→ **Records provided**:
<<<<
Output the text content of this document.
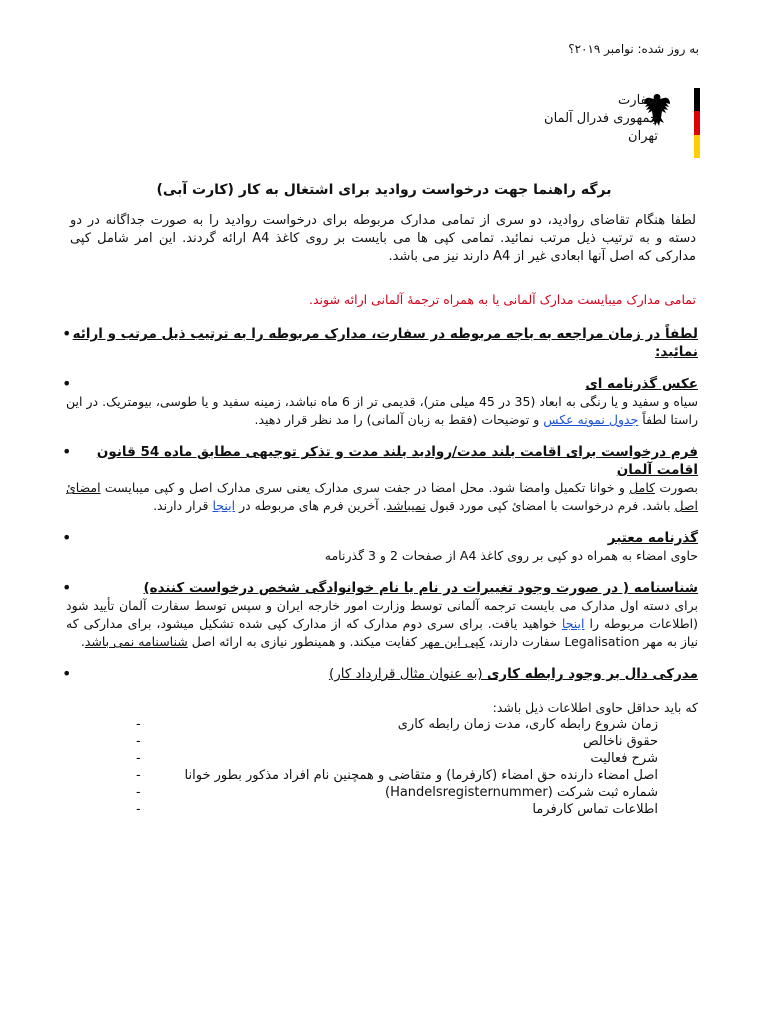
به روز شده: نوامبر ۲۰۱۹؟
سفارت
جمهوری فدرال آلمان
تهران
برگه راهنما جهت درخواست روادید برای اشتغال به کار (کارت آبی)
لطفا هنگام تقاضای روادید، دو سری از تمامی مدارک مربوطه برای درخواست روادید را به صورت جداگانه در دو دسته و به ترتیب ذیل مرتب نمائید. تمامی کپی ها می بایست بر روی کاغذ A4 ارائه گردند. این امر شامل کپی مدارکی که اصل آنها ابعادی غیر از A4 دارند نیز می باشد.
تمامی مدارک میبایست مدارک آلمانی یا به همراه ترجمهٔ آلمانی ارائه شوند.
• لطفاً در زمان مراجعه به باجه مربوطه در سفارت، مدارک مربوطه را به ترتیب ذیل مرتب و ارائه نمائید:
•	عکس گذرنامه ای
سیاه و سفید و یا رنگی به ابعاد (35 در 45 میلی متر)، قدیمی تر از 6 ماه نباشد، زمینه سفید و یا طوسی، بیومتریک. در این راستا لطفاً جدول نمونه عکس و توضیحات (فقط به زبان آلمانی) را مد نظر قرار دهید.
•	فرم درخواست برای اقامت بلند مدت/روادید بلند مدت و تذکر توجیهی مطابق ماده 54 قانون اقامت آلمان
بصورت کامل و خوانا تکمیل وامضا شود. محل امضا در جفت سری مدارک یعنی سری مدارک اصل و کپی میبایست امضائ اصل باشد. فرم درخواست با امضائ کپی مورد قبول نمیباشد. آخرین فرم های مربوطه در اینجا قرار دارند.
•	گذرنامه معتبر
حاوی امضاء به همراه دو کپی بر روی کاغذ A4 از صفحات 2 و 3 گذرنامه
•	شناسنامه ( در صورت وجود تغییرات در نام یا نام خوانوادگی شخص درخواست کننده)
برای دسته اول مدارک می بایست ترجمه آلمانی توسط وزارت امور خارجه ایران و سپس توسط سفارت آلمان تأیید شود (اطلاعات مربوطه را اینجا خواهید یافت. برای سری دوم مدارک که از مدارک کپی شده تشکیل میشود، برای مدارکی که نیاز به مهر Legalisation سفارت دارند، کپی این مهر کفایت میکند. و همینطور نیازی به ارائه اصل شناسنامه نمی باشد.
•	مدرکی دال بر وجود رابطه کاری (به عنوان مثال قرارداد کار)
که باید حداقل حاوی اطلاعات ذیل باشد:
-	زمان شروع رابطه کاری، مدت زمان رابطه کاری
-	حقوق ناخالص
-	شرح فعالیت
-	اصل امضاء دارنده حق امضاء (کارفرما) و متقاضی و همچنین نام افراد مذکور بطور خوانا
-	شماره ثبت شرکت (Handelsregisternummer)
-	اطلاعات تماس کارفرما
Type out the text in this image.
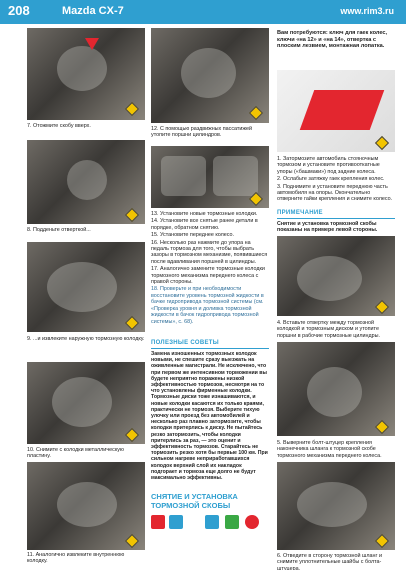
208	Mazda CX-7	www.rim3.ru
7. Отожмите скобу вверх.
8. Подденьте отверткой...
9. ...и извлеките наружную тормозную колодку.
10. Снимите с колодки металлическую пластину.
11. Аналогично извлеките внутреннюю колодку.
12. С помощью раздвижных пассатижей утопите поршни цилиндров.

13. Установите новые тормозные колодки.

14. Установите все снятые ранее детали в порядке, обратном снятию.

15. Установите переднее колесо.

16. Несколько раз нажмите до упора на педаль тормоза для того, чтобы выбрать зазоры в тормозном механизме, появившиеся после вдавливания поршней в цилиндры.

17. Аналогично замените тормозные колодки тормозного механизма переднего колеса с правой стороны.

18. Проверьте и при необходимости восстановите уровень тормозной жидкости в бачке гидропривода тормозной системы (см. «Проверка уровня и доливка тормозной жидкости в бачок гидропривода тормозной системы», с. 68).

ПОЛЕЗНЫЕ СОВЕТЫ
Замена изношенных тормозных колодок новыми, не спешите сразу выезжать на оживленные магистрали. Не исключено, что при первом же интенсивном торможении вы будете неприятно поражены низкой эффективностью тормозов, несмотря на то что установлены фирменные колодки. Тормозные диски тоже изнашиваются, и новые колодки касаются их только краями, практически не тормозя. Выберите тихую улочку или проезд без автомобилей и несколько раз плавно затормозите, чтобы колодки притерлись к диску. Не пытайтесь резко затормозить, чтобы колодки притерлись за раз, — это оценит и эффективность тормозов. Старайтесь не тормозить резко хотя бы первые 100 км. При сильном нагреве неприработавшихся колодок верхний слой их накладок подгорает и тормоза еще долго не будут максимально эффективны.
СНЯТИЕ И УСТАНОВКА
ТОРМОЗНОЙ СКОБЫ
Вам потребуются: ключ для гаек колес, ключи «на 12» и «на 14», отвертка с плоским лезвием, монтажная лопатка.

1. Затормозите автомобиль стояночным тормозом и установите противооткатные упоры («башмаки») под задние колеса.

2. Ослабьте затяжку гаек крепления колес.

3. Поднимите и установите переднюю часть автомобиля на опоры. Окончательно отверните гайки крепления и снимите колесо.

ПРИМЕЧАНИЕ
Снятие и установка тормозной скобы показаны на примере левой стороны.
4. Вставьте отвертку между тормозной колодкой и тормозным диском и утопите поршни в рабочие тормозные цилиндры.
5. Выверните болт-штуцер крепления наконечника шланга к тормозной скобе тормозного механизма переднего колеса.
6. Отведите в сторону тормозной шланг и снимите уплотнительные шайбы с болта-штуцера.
>>>>
<<<<
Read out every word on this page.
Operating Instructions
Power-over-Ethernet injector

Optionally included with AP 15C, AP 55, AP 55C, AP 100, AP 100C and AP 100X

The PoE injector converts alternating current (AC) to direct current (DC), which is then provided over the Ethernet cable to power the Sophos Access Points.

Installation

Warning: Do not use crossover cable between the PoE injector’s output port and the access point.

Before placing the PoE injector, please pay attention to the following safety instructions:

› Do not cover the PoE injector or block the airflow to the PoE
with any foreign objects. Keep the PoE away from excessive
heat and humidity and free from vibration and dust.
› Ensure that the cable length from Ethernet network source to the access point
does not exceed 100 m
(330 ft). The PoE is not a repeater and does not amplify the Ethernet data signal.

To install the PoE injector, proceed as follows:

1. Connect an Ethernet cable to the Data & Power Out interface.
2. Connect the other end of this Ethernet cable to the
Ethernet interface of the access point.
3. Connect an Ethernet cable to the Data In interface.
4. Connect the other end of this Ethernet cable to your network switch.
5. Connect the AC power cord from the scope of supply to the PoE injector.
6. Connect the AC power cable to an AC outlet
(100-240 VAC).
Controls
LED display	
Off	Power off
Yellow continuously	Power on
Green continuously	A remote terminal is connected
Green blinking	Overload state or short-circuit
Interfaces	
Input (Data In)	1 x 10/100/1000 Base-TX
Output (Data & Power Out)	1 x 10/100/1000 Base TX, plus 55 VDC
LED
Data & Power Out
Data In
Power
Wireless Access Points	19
>>>>
→ **Short problem**:
Of the lines in the listing, how many hold the word "from"? Nothing but the number is needed.

→ **Reply**:
4